§ Set task:
Copy out every one of the records below word for word, leaving out the pictures.

▬▬▬

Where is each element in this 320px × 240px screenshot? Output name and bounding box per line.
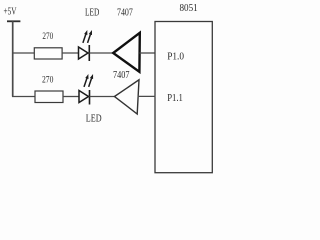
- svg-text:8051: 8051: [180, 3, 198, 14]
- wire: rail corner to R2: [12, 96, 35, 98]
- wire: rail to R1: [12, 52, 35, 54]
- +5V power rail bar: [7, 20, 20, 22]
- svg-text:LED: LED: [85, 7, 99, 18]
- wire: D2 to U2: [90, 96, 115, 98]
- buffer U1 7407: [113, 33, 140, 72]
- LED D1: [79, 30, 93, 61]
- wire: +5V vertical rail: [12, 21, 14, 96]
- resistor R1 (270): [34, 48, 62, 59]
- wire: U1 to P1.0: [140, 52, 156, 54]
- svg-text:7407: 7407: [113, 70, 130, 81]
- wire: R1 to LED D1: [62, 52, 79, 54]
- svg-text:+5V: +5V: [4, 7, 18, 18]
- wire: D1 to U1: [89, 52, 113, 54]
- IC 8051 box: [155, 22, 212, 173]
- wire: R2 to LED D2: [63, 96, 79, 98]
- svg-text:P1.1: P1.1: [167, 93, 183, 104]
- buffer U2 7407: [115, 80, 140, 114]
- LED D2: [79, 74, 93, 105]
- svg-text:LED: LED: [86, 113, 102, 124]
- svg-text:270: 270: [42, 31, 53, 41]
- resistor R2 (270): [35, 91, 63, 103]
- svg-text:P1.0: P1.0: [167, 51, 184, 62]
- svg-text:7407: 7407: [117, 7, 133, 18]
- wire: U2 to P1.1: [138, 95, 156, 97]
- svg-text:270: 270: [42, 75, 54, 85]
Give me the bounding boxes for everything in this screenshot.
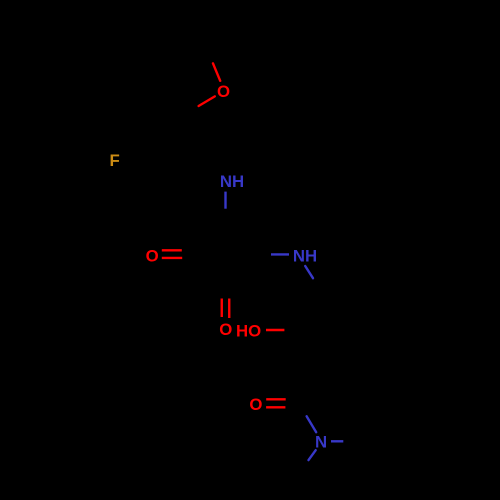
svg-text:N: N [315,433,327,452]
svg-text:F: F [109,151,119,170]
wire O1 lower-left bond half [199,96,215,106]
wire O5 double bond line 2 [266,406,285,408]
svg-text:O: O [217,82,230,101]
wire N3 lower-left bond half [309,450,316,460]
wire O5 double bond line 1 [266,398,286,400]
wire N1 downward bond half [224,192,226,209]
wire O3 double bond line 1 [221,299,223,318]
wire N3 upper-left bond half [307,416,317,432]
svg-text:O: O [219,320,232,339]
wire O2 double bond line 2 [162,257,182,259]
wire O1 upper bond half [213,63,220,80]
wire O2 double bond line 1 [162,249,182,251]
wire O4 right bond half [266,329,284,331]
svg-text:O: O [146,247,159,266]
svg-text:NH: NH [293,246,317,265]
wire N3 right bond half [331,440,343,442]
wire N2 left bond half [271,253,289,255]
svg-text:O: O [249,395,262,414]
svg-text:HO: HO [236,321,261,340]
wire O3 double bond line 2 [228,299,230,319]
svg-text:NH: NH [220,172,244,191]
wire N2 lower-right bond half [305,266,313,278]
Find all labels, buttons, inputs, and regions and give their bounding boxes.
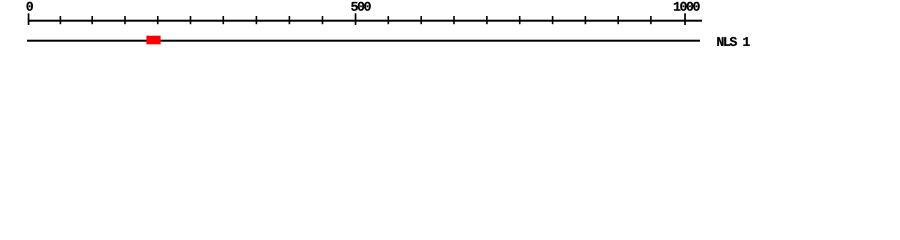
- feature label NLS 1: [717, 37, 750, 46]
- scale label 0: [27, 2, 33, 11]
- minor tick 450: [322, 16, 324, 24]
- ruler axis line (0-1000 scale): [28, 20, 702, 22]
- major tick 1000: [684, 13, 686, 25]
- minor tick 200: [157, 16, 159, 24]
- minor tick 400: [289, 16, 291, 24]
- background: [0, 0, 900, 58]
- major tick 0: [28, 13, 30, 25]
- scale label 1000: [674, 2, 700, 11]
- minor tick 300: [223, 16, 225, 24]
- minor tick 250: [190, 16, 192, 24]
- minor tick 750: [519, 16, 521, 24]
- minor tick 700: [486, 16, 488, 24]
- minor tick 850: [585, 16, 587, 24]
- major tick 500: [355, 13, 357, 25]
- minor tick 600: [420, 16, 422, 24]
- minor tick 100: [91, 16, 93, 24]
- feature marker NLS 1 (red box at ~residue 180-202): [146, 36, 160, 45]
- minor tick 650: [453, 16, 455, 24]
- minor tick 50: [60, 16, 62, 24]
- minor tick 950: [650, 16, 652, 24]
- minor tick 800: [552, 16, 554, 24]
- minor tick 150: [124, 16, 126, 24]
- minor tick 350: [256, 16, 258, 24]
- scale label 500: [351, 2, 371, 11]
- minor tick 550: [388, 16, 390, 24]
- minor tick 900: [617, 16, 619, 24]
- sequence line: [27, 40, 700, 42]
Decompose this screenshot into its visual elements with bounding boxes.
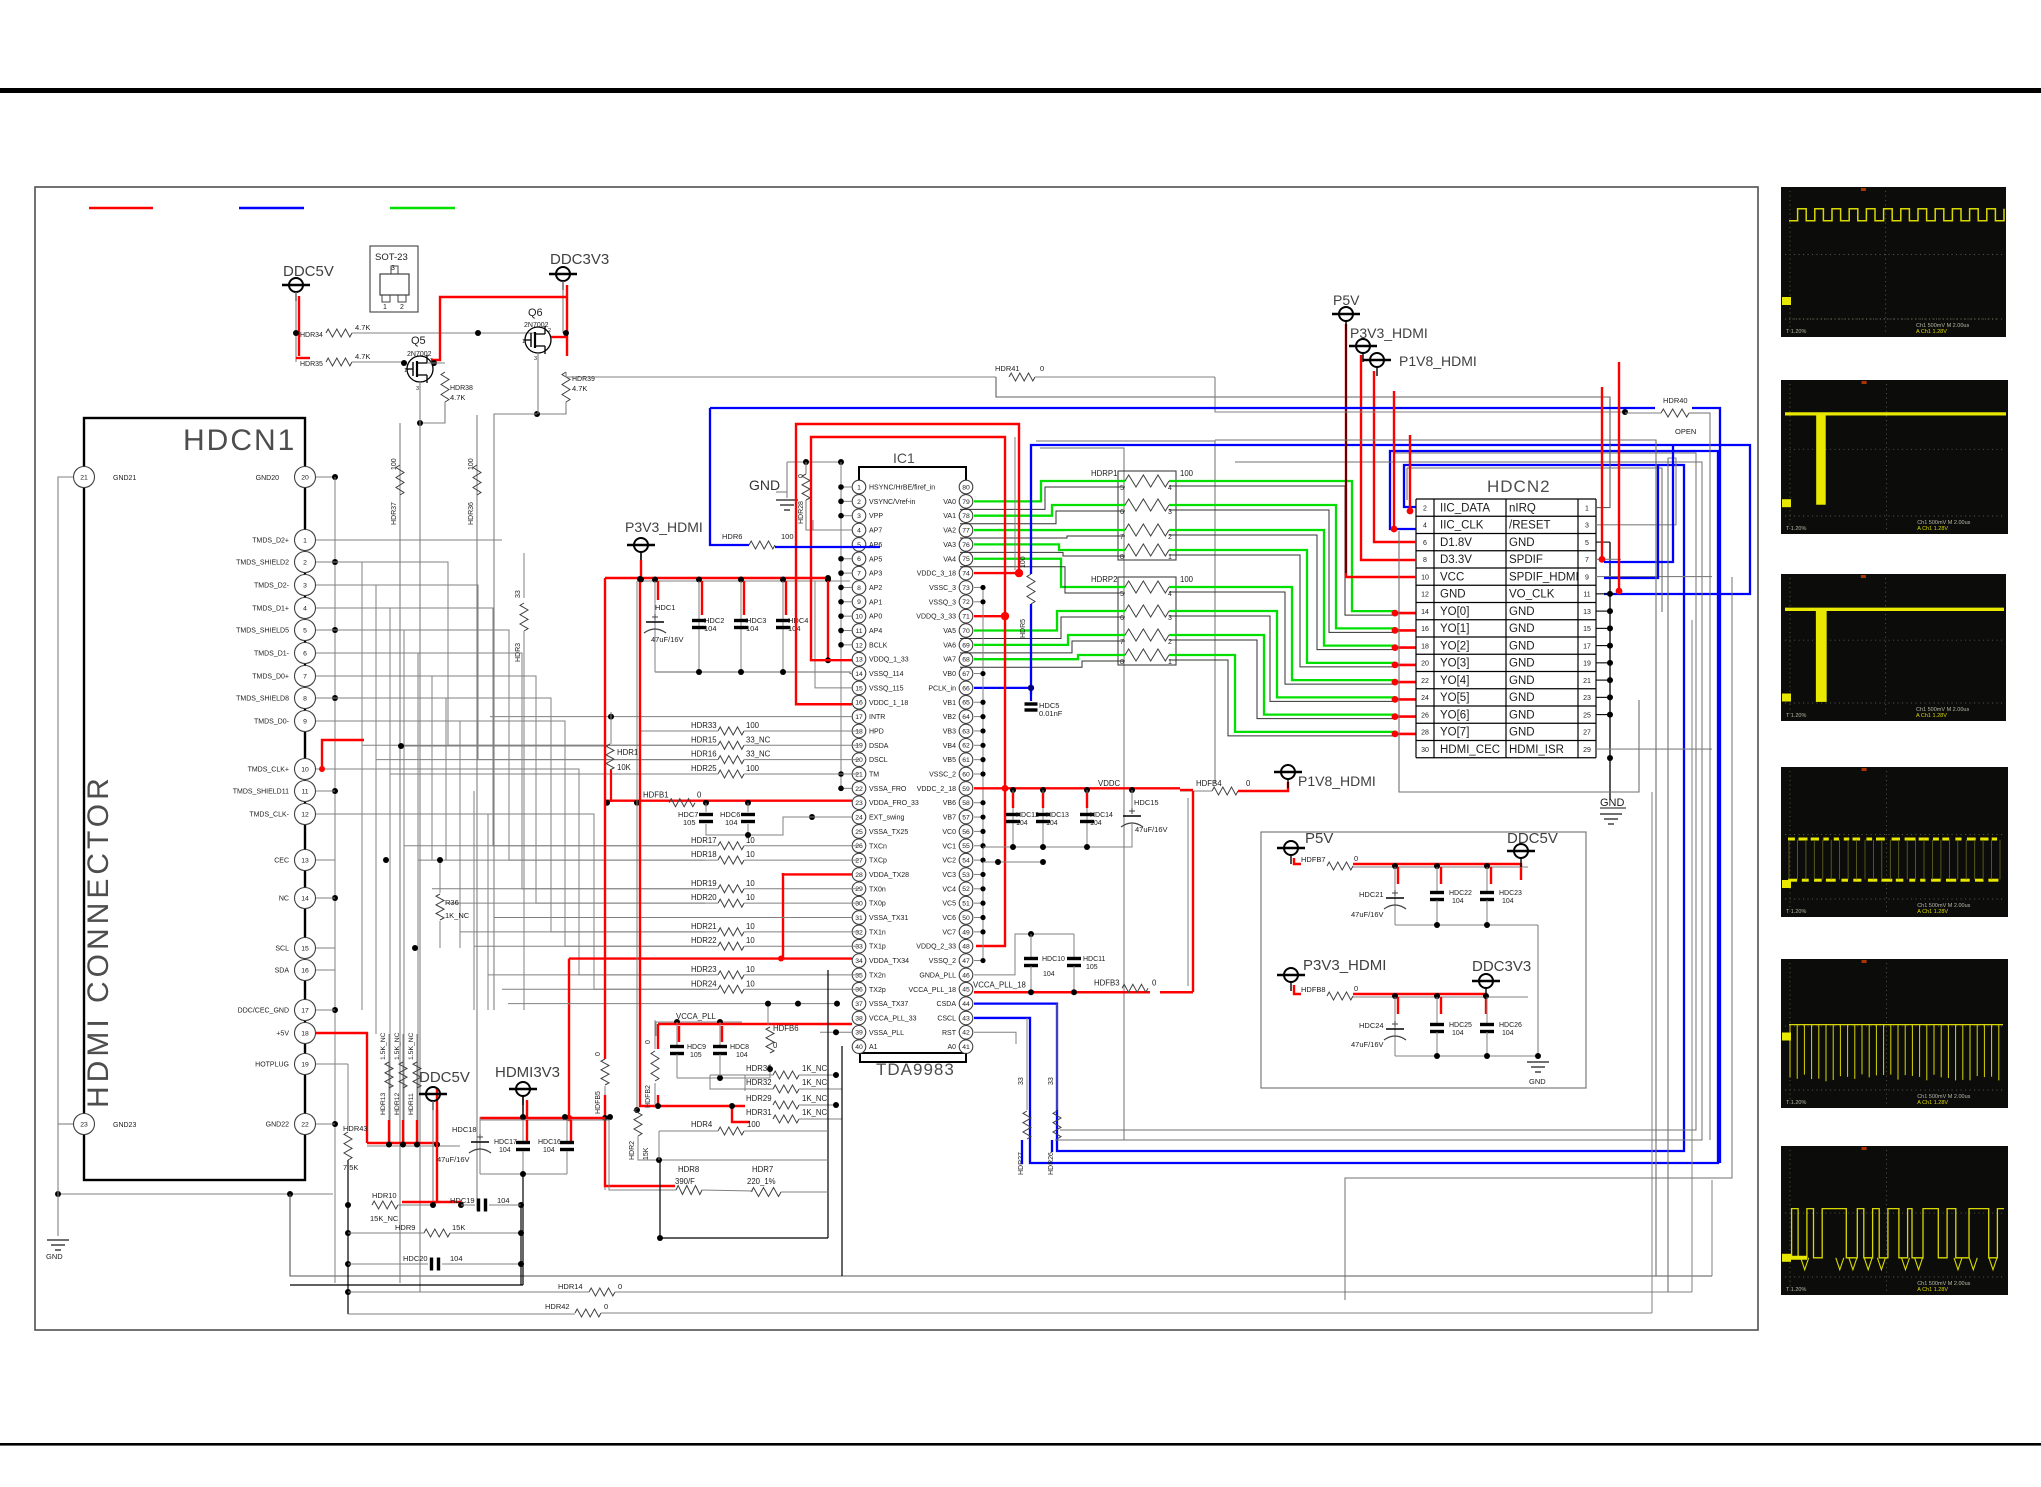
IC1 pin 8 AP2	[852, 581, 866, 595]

▬▬▬

§ Worked solution:
Where is each element in this 320px × 240px screenshot? Output name and bounding box per line.
- svg-text:8051: 8051: [180, 3, 198, 14]
- wire: rail corner to R2: [12, 96, 35, 98]
- wire: rail to R1: [12, 52, 35, 54]
- +5V power rail bar: [7, 20, 20, 22]
- svg-text:LED: LED: [85, 7, 99, 18]
- wire: D2 to U2: [90, 96, 115, 98]
- buffer U1 7407: [113, 33, 140, 72]
- LED D1: [79, 30, 93, 61]
- wire: +5V vertical rail: [12, 21, 14, 96]
- resistor R1 (270): [34, 48, 62, 59]
- wire: U1 to P1.0: [140, 52, 156, 54]
- svg-text:7407: 7407: [113, 70, 130, 81]
- wire: R1 to LED D1: [62, 52, 79, 54]
- svg-text:+5V: +5V: [4, 7, 18, 18]
- wire: D1 to U1: [89, 52, 113, 54]
- IC 8051 box: [155, 22, 212, 173]
- wire: R2 to LED D2: [63, 96, 79, 98]
- svg-text:P1.1: P1.1: [167, 93, 183, 104]
- buffer U2 7407: [115, 80, 140, 114]
- LED D2: [79, 74, 93, 105]
- svg-text:LED: LED: [86, 113, 102, 124]
- svg-text:270: 270: [42, 31, 53, 41]
- resistor R2 (270): [35, 91, 63, 103]
- svg-text:P1.0: P1.0: [167, 51, 184, 62]
- svg-text:7407: 7407: [117, 7, 133, 18]
- wire: U2 to P1.1: [138, 95, 156, 97]
- svg-text:270: 270: [42, 75, 54, 85]
Give me the bounding boxes for everything in this screenshot.
svg-text:N: N [315,433,327,452]
svg-text:F: F [109,151,119,170]
wire O1 lower-left bond half [199,96,215,106]
wire O5 double bond line 2 [266,406,285,408]
svg-text:O: O [217,82,230,101]
wire N3 lower-left bond half [309,450,316,460]
wire O5 double bond line 1 [266,398,286,400]
wire N1 downward bond half [224,192,226,209]
wire O3 double bond line 1 [221,299,223,318]
wire N3 upper-left bond half [307,416,317,432]
svg-text:O: O [219,320,232,339]
wire O2 double bond line 2 [162,257,182,259]
wire O1 upper bond half [213,63,220,80]
wire O2 double bond line 1 [162,249,182,251]
wire O4 right bond half [266,329,284,331]
svg-text:O: O [146,247,159,266]
svg-text:NH: NH [293,246,317,265]
wire N3 right bond half [331,440,343,442]
wire N2 left bond half [271,253,289,255]
svg-text:O: O [249,395,262,414]
svg-text:HO: HO [236,321,261,340]
wire O3 double bond line 2 [228,299,230,319]
svg-text:NH: NH [220,172,244,191]
wire N2 lower-right bond half [305,266,313,278]
Find all labels, buttons, inputs, and regions and give their bounding boxes.
- feature label NLS 1: [717, 37, 750, 46]
- scale label 0: [27, 2, 33, 11]
- minor tick 450: [322, 16, 324, 24]
- ruler axis line (0-1000 scale): [28, 20, 702, 22]
- major tick 1000: [684, 13, 686, 25]
- minor tick 200: [157, 16, 159, 24]
- minor tick 400: [289, 16, 291, 24]
- background: [0, 0, 900, 58]
- major tick 0: [28, 13, 30, 25]
- scale label 1000: [674, 2, 700, 11]
- minor tick 300: [223, 16, 225, 24]
- minor tick 250: [190, 16, 192, 24]
- minor tick 750: [519, 16, 521, 24]
- minor tick 700: [486, 16, 488, 24]
- minor tick 850: [585, 16, 587, 24]
- major tick 500: [355, 13, 357, 25]
- minor tick 600: [420, 16, 422, 24]
- minor tick 100: [91, 16, 93, 24]
- feature marker NLS 1 (red box at ~residue 180-202): [146, 36, 160, 45]
- minor tick 650: [453, 16, 455, 24]
- minor tick 50: [60, 16, 62, 24]
- minor tick 950: [650, 16, 652, 24]
- minor tick 800: [552, 16, 554, 24]
- minor tick 150: [124, 16, 126, 24]
- minor tick 350: [256, 16, 258, 24]
- scale label 500: [351, 2, 371, 11]
- minor tick 550: [388, 16, 390, 24]
- minor tick 900: [617, 16, 619, 24]
- sequence line: [27, 40, 700, 42]
Decompose this screenshot into its visual elements with bounding boxes.
IC1 pin 8 AP2	[852, 581, 866, 595]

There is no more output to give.